» **Task goal**:
Keep only the lines of the listing that include the word "class", and copy them.

(Extracted records)
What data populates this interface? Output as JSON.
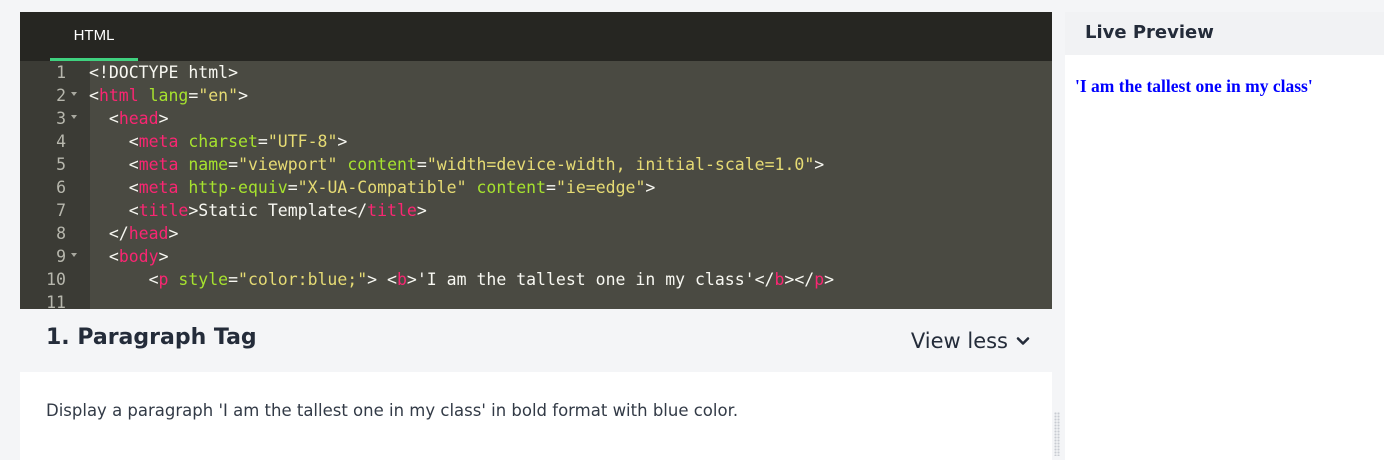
{
  "editor": {
    "tab_label": "HTML",
    "lines": [
      {
        "n": "1",
        "fold": false,
        "indent": 0,
        "tokens": [
          {
            "t": "pl",
            "v": "<!DOCTYPE html>"
          }
        ]
      },
      {
        "n": "2",
        "fold": true,
        "indent": 0,
        "tokens": [
          {
            "t": "pl",
            "v": "<"
          },
          {
            "t": "tag",
            "v": "html"
          },
          {
            "t": "pl",
            "v": " "
          },
          {
            "t": "attr",
            "v": "lang"
          },
          {
            "t": "pl",
            "v": "="
          },
          {
            "t": "str",
            "v": "\"en\""
          },
          {
            "t": "pl",
            "v": ">"
          }
        ]
      },
      {
        "n": "3",
        "fold": true,
        "indent": 1,
        "tokens": [
          {
            "t": "pl",
            "v": "<"
          },
          {
            "t": "tag",
            "v": "head"
          },
          {
            "t": "pl",
            "v": ">"
          }
        ]
      },
      {
        "n": "4",
        "fold": false,
        "indent": 2,
        "tokens": [
          {
            "t": "pl",
            "v": "<"
          },
          {
            "t": "tag",
            "v": "meta"
          },
          {
            "t": "pl",
            "v": " "
          },
          {
            "t": "attr",
            "v": "charset"
          },
          {
            "t": "pl",
            "v": "="
          },
          {
            "t": "str",
            "v": "\"UTF-8\""
          },
          {
            "t": "pl",
            "v": ">"
          }
        ]
      },
      {
        "n": "5",
        "fold": false,
        "indent": 2,
        "tokens": [
          {
            "t": "pl",
            "v": "<"
          },
          {
            "t": "tag",
            "v": "meta"
          },
          {
            "t": "pl",
            "v": " "
          },
          {
            "t": "attr",
            "v": "name"
          },
          {
            "t": "pl",
            "v": "="
          },
          {
            "t": "str",
            "v": "\"viewport\""
          },
          {
            "t": "pl",
            "v": " "
          },
          {
            "t": "attr",
            "v": "content"
          },
          {
            "t": "pl",
            "v": "="
          },
          {
            "t": "str",
            "v": "\"width=device-width, initial-scale=1.0\""
          },
          {
            "t": "pl",
            "v": ">"
          }
        ]
      },
      {
        "n": "6",
        "fold": false,
        "indent": 2,
        "tokens": [
          {
            "t": "pl",
            "v": "<"
          },
          {
            "t": "tag",
            "v": "meta"
          },
          {
            "t": "pl",
            "v": " "
          },
          {
            "t": "attr",
            "v": "http-equiv"
          },
          {
            "t": "pl",
            "v": "="
          },
          {
            "t": "str",
            "v": "\"X-UA-Compatible\""
          },
          {
            "t": "pl",
            "v": " "
          },
          {
            "t": "attr",
            "v": "content"
          },
          {
            "t": "pl",
            "v": "="
          },
          {
            "t": "str",
            "v": "\"ie=edge\""
          },
          {
            "t": "pl",
            "v": ">"
          }
        ]
      },
      {
        "n": "7",
        "fold": false,
        "indent": 2,
        "tokens": [
          {
            "t": "pl",
            "v": "<"
          },
          {
            "t": "tag",
            "v": "title"
          },
          {
            "t": "pl",
            "v": ">Static Template</"
          },
          {
            "t": "tag",
            "v": "title"
          },
          {
            "t": "pl",
            "v": ">"
          }
        ]
      },
      {
        "n": "8",
        "fold": false,
        "indent": 1,
        "tokens": [
          {
            "t": "pl",
            "v": "</"
          },
          {
            "t": "tag",
            "v": "head"
          },
          {
            "t": "pl",
            "v": ">"
          }
        ]
      },
      {
        "n": "9",
        "fold": true,
        "indent": 1,
        "tokens": [
          {
            "t": "pl",
            "v": "<"
          },
          {
            "t": "tag",
            "v": "body"
          },
          {
            "t": "pl",
            "v": ">"
          }
        ]
      },
      {
        "n": "10",
        "fold": false,
        "indent": 3,
        "tokens": [
          {
            "t": "pl",
            "v": "<"
          },
          {
            "t": "tag",
            "v": "p"
          },
          {
            "t": "pl",
            "v": " "
          },
          {
            "t": "attr",
            "v": "style"
          },
          {
            "t": "pl",
            "v": "="
          },
          {
            "t": "str",
            "v": "\"color:blue;\""
          },
          {
            "t": "pl",
            "v": "> <"
          },
          {
            "t": "tag",
            "v": "b"
          },
          {
            "t": "pl",
            "v": ">'I am the tallest one in my class'</"
          },
          {
            "t": "tag",
            "v": "b"
          },
          {
            "t": "pl",
            "v": "></"
          },
          {
            "t": "tag",
            "v": "p"
          },
          {
            "t": "pl",
            "v": ">"
          }
        ]
      },
      {
        "n": "11",
        "fold": false,
        "indent": 0,
        "tokens": []
      }
    ]
  },
  "section": {
    "title": "1. Paragraph Tag",
    "toggle_label": "View less",
    "description": "Display a paragraph 'I am the tallest one in my class' in bold format with blue color."
  },
  "preview": {
    "title": "Live Preview",
    "output_text": "'I am the tallest one in my class'"
  },
  "colors": {
    "tag": "#f92672",
    "attr": "#a6e22e",
    "string": "#e6db74",
    "plain": "#f8f8f2",
    "tab_underline": "#3fd17f",
    "preview_text": "#0000ff"
  },
  "icons": {
    "toggle": "chevron-down-icon",
    "fold": "fold-arrow-icon",
    "resize": "drag-handle-icon"
  }
}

» **In response**:
            "v": ">'I am the tallest one in my class'</"
    "description": "Display a paragraph 'I am the tallest one in my class' in bold format with blue color."
    "output_text": "'I am the tallest one in my class'"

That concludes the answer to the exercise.